"""

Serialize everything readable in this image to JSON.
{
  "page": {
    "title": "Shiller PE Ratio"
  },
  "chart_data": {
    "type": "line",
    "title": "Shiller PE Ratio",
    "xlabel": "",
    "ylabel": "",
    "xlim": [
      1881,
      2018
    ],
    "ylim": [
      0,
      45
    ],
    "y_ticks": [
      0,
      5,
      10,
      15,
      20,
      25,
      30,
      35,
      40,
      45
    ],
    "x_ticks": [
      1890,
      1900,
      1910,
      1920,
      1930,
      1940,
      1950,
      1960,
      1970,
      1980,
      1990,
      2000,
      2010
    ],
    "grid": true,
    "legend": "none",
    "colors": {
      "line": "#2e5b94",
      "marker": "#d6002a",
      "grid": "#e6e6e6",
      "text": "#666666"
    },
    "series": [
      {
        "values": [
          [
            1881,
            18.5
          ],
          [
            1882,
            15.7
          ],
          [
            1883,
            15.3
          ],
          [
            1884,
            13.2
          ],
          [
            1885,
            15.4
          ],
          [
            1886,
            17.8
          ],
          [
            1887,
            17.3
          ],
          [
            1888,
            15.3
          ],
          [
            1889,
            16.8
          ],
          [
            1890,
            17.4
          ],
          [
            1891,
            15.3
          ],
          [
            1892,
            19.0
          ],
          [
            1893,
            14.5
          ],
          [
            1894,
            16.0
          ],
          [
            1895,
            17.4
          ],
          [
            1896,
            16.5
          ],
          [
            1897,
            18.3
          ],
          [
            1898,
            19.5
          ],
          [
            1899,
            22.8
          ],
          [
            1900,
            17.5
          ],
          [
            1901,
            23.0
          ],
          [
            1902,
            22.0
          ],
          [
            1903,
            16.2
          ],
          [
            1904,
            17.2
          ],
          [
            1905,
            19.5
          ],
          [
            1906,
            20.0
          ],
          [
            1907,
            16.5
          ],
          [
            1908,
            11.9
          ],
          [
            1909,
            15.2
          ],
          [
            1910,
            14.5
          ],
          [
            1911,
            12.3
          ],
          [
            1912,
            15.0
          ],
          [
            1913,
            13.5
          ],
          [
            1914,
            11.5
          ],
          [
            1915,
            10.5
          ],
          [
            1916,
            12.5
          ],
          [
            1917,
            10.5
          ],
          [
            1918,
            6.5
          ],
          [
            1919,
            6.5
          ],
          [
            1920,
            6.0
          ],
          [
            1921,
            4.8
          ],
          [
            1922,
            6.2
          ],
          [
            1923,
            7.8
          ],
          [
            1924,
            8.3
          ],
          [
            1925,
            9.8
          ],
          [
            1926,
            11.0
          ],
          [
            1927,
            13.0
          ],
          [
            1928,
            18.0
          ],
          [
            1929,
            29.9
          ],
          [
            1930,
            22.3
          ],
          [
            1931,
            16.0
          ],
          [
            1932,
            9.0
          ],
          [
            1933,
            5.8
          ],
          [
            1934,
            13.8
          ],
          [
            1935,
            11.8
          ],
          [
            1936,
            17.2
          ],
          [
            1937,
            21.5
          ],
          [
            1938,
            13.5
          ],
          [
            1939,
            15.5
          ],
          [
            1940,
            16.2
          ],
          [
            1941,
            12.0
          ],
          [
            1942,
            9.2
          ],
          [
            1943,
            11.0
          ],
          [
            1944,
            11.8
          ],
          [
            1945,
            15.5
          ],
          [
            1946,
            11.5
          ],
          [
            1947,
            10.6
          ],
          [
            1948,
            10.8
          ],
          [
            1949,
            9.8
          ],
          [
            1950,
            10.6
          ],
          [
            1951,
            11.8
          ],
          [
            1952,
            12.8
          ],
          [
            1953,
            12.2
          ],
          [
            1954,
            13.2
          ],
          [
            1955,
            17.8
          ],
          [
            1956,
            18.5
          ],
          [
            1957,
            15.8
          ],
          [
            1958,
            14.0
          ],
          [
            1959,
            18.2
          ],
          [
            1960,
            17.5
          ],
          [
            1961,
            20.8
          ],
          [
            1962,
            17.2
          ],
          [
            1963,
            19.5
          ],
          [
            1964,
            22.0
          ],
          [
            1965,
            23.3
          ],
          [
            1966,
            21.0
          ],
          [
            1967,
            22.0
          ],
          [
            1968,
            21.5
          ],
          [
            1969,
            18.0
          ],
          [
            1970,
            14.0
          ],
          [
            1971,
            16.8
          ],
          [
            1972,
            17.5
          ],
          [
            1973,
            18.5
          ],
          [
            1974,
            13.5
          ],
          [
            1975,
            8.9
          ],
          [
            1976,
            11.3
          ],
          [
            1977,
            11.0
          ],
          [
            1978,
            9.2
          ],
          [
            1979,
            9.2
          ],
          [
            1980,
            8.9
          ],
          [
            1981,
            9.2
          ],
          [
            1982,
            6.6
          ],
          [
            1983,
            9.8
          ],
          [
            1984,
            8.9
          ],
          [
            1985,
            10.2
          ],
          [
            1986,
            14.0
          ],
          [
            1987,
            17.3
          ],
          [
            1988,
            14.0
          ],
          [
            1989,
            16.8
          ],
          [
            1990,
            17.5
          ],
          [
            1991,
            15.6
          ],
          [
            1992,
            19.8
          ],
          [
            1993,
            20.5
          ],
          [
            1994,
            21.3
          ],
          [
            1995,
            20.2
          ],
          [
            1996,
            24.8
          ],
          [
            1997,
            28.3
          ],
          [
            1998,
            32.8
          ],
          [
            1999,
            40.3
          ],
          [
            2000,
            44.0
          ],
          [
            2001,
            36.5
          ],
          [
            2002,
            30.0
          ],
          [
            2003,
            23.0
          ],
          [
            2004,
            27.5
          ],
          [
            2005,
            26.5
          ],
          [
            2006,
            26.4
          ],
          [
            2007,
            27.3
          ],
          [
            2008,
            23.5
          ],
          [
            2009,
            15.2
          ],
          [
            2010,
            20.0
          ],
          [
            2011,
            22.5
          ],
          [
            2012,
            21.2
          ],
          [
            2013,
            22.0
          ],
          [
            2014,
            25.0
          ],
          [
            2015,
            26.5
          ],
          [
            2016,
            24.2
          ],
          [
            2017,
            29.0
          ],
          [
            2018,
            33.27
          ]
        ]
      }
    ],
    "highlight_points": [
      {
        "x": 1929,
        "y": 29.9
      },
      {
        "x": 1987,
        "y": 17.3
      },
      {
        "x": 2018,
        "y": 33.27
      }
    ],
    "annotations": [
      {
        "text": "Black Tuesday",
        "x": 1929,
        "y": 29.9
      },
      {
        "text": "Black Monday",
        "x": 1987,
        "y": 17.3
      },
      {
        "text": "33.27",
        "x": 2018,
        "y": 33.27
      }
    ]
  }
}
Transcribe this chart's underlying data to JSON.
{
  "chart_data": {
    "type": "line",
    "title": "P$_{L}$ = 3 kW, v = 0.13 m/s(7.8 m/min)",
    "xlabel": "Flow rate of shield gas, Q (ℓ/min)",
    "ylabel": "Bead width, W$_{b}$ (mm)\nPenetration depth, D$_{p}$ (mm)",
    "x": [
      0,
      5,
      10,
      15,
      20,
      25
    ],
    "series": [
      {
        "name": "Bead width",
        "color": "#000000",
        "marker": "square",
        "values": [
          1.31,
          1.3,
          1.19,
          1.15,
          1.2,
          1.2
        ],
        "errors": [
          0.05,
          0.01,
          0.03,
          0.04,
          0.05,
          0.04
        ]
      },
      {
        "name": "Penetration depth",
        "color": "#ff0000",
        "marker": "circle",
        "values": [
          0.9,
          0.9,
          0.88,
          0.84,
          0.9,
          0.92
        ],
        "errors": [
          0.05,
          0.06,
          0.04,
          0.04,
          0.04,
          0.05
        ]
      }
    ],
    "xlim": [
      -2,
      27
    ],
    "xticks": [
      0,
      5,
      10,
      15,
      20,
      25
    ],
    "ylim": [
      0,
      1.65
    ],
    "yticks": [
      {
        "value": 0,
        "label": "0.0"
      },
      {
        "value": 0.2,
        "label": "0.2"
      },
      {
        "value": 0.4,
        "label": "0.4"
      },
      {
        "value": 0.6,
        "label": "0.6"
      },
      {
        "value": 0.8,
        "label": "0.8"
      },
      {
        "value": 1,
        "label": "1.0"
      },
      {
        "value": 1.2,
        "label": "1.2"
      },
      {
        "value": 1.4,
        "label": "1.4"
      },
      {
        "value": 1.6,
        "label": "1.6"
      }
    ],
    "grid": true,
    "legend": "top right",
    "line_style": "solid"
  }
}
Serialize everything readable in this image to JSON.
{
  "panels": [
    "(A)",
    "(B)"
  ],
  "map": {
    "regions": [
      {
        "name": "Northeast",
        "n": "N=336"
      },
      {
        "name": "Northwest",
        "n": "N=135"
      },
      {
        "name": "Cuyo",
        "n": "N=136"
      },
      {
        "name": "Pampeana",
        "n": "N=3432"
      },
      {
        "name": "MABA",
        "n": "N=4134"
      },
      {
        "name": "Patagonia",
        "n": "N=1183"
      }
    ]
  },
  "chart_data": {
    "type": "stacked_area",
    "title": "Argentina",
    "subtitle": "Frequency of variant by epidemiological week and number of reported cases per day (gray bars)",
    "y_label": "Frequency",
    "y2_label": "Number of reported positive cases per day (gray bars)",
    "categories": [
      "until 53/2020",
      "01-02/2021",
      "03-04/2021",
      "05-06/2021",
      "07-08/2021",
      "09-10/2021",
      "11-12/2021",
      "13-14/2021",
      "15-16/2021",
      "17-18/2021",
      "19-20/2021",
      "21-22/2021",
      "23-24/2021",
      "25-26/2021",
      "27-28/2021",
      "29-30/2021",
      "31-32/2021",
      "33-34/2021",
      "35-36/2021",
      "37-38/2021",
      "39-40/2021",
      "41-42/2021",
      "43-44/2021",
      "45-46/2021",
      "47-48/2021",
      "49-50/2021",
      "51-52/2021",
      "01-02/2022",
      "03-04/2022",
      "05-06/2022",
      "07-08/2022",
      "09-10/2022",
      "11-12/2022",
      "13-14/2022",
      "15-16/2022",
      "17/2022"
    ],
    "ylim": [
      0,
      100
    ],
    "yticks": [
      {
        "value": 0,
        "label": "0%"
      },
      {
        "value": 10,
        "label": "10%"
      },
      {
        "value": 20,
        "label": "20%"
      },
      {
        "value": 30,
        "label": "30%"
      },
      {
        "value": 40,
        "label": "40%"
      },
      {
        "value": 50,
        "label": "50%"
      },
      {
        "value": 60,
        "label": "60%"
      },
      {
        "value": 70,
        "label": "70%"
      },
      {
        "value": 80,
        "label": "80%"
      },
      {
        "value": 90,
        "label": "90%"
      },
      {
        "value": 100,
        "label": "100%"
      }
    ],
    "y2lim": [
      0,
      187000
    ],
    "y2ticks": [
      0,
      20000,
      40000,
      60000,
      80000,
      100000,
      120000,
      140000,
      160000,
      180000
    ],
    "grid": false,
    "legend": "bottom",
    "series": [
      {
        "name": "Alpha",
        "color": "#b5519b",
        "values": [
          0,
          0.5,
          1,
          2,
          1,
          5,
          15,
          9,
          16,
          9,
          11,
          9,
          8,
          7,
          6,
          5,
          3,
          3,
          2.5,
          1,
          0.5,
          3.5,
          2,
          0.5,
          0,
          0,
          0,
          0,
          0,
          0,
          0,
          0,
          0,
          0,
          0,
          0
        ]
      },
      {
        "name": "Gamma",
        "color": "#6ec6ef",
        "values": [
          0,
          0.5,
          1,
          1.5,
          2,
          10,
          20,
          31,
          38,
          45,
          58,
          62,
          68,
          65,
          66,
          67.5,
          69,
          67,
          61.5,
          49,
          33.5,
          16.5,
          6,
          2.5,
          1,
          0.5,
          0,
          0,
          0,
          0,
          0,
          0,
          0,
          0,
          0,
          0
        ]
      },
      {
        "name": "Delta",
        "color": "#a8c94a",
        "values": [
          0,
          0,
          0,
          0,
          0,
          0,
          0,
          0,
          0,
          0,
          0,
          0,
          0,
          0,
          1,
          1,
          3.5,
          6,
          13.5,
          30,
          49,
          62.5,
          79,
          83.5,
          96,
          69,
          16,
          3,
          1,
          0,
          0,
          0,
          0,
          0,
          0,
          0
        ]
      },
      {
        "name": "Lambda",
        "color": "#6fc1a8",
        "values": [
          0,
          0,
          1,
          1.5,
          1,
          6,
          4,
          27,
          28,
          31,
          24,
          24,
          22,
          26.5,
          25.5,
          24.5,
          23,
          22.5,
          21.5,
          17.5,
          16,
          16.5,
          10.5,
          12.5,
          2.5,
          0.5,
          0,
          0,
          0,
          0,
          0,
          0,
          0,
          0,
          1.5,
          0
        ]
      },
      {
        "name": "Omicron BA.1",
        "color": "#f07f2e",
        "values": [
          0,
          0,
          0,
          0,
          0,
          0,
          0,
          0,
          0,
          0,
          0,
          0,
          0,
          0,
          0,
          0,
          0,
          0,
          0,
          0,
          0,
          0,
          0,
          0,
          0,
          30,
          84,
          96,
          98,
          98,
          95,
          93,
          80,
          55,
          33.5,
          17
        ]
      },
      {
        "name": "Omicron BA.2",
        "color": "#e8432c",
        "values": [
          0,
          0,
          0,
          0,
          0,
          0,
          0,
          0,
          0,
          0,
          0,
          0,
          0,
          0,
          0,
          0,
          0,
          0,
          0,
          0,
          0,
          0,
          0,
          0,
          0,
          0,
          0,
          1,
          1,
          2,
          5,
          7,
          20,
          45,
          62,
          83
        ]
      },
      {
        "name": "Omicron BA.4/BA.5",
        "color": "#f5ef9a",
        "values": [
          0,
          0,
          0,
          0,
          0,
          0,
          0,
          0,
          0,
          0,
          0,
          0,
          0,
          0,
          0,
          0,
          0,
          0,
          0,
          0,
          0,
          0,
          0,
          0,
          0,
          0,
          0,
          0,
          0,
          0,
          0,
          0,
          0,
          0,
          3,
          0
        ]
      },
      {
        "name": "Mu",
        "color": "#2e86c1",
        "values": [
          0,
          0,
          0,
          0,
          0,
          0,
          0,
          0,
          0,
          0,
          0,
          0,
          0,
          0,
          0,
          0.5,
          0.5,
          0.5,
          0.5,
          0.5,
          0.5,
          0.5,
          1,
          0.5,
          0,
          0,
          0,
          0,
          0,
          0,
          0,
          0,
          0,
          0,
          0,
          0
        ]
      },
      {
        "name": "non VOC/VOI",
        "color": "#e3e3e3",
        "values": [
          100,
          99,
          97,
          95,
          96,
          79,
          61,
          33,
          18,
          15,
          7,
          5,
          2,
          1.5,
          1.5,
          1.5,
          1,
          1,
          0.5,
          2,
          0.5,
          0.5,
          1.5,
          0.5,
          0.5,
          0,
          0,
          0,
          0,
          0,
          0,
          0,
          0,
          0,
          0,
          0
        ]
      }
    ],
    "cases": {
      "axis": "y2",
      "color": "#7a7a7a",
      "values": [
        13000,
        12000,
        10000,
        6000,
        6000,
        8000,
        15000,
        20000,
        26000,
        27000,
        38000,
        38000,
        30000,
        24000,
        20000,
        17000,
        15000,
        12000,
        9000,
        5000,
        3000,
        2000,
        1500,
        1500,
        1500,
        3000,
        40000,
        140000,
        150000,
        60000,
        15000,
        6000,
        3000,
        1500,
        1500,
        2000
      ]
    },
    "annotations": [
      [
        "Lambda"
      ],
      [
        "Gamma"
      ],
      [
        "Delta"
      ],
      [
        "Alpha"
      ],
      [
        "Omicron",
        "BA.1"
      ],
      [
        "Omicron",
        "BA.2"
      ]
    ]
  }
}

"""

* **What the task asks**
Note each line of the entries that has "Omicron" in it, and copy those lines.

* **Correct output**
        "name": "Omicron BA.1",
        "name": "Omicron BA.2",
        "name": "Omicron BA.4/BA.5",
        "Omicron",
        "Omicron",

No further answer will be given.